TEXTO DE ORIGEM
+ + +
Fala da Presidência durante a 68ª Sessão Não Deliberativa, no Senado Federal

Comemoração do centenário de nascimento do ex-Senador Rui Soares Palmeira.

Autor
Fernando Collor (PTB - Partido Trabalhista Brasileiro/AL)
Nome completo: Fernando Affonso Collor de Mello
Casa
Senado Federal
Tipo
Fala da Presidência
Resumo por assunto
HOMENAGEM.:
  • Comemoração do centenário de nascimento do ex-Senador Rui Soares Palmeira.
Publicação
Publicação no DSF de 08/05/2010 - Página 18774
Assunto
Outros > HOMENAGEM.
+ + +
REGISTROS EXTRAÍDOS
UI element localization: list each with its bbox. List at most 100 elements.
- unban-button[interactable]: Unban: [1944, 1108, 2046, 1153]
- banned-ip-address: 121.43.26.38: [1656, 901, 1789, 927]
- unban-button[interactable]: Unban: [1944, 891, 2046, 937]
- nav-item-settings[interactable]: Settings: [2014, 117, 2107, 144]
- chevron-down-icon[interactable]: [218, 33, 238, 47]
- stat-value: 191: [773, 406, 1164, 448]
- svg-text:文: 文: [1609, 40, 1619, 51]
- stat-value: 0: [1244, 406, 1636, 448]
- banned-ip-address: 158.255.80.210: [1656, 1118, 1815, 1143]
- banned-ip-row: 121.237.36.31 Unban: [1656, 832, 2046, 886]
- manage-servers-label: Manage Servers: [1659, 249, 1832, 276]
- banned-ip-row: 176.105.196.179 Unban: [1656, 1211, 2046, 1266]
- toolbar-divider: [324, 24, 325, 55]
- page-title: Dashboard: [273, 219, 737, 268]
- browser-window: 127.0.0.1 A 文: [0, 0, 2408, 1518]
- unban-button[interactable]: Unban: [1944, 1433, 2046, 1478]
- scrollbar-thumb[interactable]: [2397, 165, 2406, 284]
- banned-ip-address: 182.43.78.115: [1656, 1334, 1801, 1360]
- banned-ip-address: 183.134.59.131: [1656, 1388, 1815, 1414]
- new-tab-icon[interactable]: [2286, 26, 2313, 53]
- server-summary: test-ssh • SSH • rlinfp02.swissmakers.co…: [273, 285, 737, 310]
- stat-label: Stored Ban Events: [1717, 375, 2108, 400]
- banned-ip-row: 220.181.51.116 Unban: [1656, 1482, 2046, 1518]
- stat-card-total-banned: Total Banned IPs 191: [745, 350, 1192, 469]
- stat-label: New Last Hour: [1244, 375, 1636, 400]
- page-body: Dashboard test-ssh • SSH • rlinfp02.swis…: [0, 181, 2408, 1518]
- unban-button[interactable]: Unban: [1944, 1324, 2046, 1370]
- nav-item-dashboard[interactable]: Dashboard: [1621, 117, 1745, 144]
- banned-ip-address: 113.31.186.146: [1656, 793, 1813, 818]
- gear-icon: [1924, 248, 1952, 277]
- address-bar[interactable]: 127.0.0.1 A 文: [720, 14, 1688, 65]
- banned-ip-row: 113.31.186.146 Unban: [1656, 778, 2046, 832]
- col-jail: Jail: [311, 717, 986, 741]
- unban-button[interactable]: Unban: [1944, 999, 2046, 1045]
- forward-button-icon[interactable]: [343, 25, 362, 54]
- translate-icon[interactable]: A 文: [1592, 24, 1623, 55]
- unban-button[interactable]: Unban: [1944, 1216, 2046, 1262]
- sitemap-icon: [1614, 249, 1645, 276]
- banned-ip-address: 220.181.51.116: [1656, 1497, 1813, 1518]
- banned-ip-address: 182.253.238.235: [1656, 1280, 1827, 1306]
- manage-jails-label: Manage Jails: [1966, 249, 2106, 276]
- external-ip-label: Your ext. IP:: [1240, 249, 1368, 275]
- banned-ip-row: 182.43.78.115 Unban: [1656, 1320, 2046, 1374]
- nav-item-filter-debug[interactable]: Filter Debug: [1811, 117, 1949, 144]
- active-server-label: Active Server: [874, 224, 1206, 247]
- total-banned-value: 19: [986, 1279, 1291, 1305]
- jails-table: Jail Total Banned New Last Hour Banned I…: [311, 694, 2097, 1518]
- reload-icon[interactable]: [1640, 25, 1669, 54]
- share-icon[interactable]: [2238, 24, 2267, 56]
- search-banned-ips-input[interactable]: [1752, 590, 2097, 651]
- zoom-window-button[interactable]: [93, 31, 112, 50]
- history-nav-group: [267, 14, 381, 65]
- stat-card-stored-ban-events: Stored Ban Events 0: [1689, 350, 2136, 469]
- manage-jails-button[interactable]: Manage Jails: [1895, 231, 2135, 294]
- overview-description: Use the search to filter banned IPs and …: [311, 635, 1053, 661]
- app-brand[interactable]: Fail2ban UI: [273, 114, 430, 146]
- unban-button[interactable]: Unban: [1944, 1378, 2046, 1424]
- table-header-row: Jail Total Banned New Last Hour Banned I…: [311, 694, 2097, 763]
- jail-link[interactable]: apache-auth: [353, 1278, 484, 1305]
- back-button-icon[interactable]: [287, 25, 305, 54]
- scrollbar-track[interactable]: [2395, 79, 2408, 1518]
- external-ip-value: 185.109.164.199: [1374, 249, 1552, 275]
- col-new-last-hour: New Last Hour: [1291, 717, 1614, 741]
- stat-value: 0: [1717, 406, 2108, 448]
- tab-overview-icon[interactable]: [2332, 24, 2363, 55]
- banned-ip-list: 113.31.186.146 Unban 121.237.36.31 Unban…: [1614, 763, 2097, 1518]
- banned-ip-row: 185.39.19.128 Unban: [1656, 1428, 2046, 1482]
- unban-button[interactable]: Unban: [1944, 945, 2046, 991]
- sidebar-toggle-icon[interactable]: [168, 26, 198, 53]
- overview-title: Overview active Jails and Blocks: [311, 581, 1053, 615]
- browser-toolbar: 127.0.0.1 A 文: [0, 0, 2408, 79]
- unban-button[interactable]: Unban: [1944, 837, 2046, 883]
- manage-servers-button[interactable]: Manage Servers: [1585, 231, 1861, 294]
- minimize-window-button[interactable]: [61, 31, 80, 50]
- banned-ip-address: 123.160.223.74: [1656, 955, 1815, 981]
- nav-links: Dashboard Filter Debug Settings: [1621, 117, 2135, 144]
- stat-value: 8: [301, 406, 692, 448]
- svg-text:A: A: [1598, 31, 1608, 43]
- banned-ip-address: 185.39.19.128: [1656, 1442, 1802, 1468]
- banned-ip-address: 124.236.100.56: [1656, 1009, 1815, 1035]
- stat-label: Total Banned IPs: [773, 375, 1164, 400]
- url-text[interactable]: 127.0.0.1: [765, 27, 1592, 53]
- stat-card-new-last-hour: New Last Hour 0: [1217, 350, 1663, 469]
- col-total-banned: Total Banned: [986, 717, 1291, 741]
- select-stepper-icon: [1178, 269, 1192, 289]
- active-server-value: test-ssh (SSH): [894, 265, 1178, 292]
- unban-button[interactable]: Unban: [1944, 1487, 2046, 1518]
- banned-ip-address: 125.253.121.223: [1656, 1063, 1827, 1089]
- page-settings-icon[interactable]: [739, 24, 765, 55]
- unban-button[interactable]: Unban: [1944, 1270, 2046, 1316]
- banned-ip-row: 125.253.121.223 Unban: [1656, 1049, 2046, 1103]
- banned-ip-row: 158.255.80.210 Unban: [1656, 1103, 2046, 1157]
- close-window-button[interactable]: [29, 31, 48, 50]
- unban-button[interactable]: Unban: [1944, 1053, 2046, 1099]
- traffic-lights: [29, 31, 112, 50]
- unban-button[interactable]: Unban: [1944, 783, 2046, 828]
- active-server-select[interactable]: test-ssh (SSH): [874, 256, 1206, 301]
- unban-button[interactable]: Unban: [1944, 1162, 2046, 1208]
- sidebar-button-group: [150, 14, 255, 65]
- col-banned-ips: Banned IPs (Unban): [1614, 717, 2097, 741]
+ + +
REQUISITOS DO EXERCÍCIO
- 1) Copie do texto sobre o centenário de Rui Palmeira o trecho que começa em "Nome completo: Fernando" e vai até "Outros > HOMENAGEM.".
- 2) Prossiga com o texto sobre o centenário de Rui Palmeira a partir do ponto em que ele para.
Os registros vêm de outra fonte.

EM RESPOSTA
- 1)
Nome completo: Fernando Affonso Collor de Mello
Casa
Senado Federal
Tipo
Fala da Presidência
Resumo por assunto
HOMENAGEM.:
  • Comemoração do centenário de nascimento do ex-Senador Rui Soares Palmeira.
Publicação
Publicação no DSF de 08/05/2010 - Página 18774
Assunto
Outros > HOMENAGEM.

- 2)
Indexação
  • SAUDAÇÃO, PRESENÇA, SENADO, CONGRESSISTA, MINISTRO, FILHO, HOMENAGEM, CENTENARIO, NASCIMENTO, RUI PALMEIRA, ADVOGADO, JORNALISTA, EX SENADOR, EX-DEPUTADO, SERVIDOR, PREFEITURA, CAPITAL DE ESTADO, ESTADO DE ALAGOAS (AL), ELOGIO, ATUAÇÃO PARLAMENTAR, FILIAÇÃO, PARTIDO POLITICO, UNIÃO DEMOCRATICA NACIONAL (UDN), CARACTERISTICA, CONCILIAÇÃO, DIVERSIDADE, INTERESSE, PRIORIDADE, ATENDIMENTO, NECESSIDADE, REGIÃO NORDESTE, APOIO, OBRAS, COMBATE, PROBLEMA, SECA, IMPORTANCIA, REPUDIO, AUTORITARISMO, ESTADO NOVO, REGIME MILITAR, DESCRIÇÃO, PARTICIPAÇÃO, ASSEMBLEIA CONSTITUINTE, DEFESA, EDUCAÇÃO, PREVIDENCIA SOCIAL, FUNCIONARIO PUBLICO, LEITURA, BIOGRAFIA, FUNDADOR, ASSOCIAÇÃO RURAL, PIONEIRO, COOPERATIVISMO, PRODUÇÃO, CANA DE AÇUCAR, AGRADECIMENTO, GUILHERME PALMEIRA, QUALIDADE, EX GOVERNADOR, EX-CONGRESSISTA, EX PREFEITO, TRIBUNAL DE CONTAS DA UNIÃO (TCU).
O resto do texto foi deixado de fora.